### [Aim of the exercise]
The records below must be transcribed exactly. Do not include the pictures.

### [Material to process]
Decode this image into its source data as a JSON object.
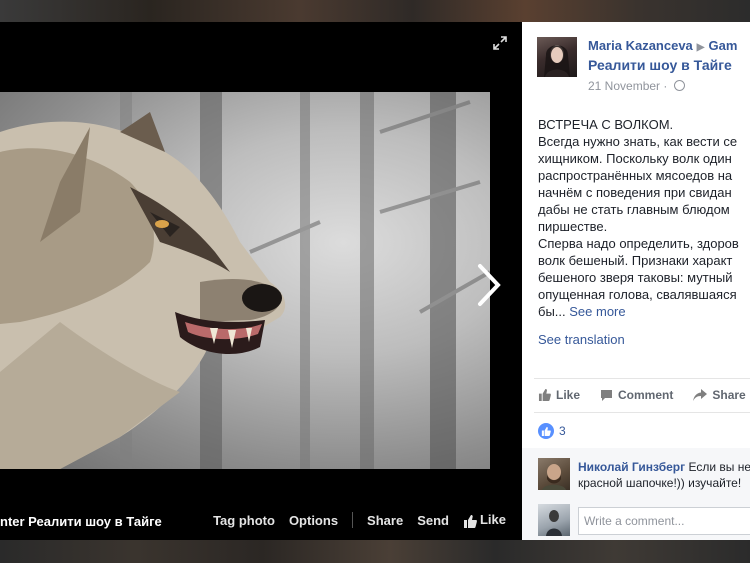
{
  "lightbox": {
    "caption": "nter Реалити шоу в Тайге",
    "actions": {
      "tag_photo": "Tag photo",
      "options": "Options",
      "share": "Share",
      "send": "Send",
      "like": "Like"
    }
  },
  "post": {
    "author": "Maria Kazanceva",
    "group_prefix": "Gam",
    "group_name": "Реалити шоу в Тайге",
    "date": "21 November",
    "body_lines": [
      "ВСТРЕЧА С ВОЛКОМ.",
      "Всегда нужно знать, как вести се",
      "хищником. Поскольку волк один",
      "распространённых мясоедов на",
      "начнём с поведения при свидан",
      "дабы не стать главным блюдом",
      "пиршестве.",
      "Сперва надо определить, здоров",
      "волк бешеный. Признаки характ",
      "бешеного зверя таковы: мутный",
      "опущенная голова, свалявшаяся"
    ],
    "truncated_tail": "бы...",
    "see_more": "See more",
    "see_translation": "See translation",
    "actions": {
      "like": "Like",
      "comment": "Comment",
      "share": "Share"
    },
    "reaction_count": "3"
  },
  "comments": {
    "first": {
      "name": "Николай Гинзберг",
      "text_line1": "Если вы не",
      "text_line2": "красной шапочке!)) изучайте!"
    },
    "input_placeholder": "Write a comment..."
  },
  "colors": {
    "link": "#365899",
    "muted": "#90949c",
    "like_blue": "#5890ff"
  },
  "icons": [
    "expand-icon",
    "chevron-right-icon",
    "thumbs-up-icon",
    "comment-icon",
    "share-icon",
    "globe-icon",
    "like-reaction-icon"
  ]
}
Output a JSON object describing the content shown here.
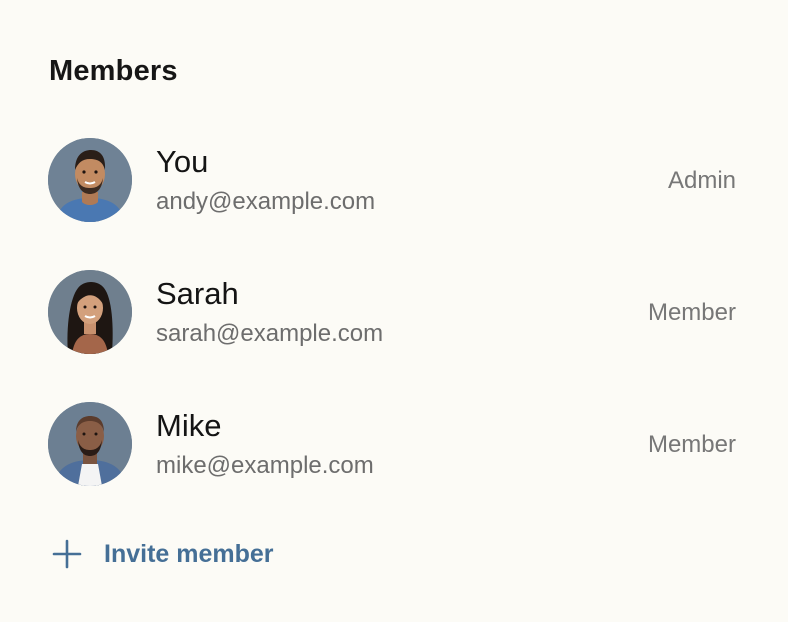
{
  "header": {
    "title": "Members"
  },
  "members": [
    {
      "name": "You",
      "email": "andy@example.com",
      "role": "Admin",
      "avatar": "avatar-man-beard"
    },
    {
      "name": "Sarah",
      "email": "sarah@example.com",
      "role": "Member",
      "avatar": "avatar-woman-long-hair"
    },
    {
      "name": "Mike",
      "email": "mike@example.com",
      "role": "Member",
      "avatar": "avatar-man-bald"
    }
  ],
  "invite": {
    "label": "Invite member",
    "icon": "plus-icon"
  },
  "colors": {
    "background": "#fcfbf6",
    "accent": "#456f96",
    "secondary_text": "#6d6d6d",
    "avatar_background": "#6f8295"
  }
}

### [Response to this task]
Decode this image into its source data as a JSON object.
{
  "lightbox": {
    "caption": "nter Реалити шоу в Тайге",
    "actions": {
      "tag_photo": "Tag photo",
      "options": "Options",
      "share": "Share",
      "send": "Send",
      "like": "Like"
    }
  },
  "post": {
    "author": "Maria Kazanceva",
    "group_prefix": "Gam",
    "group_name": "Реалити шоу в Тайге",
    "date": "21 November",
    "body_lines": [
      "ВСТРЕЧА С ВОЛКОМ.",
      "Всегда нужно знать, как вести се",
      "хищником. Поскольку волк один",
      "распространённых мясоедов на",
      "начнём с поведения при свидан",
      "дабы не стать главным блюдом",
      "пиршестве.",
      "Сперва надо определить, здоров",
      "волк бешеный. Признаки характ",
      "бешеного зверя таковы: мутный",
      "опущенная голова, свалявшаяся"
    ],
    "truncated_tail": "бы...",
    "see_more": "See more",
    "see_translation": "See translation",
    "actions": {
      "like": "Like",
      "comment": "Comment",
      "share": "Share"
    },
    "reaction_count": "3"
  },
  "comments": {
    "first": {
      "name": "Николай Гинзберг",
      "text_line1": "Если вы не",
      "text_line2": "красной шапочке!)) изучайте!"
    },
    "input_placeholder": "Write a comment..."
  },
  "colors": {
    "link": "#365899",
    "muted": "#90949c",
    "like_blue": "#5890ff"
  },
  "icons": [
    "expand-icon",
    "chevron-right-icon",
    "thumbs-up-icon",
    "comment-icon",
    "share-icon",
    "globe-icon",
    "like-reaction-icon"
  ]
}
Output a JSON object describing the content shown here.
{
  "header": {
    "title": "Members"
  },
  "members": [
    {
      "name": "You",
      "email": "andy@example.com",
      "role": "Admin",
      "avatar": "avatar-man-beard"
    },
    {
      "name": "Sarah",
      "email": "sarah@example.com",
      "role": "Member",
      "avatar": "avatar-woman-long-hair"
    },
    {
      "name": "Mike",
      "email": "mike@example.com",
      "role": "Member",
      "avatar": "avatar-man-bald"
    }
  ],
  "invite": {
    "label": "Invite member",
    "icon": "plus-icon"
  },
  "colors": {
    "background": "#fcfbf6",
    "accent": "#456f96",
    "secondary_text": "#6d6d6d",
    "avatar_background": "#6f8295"
  }
}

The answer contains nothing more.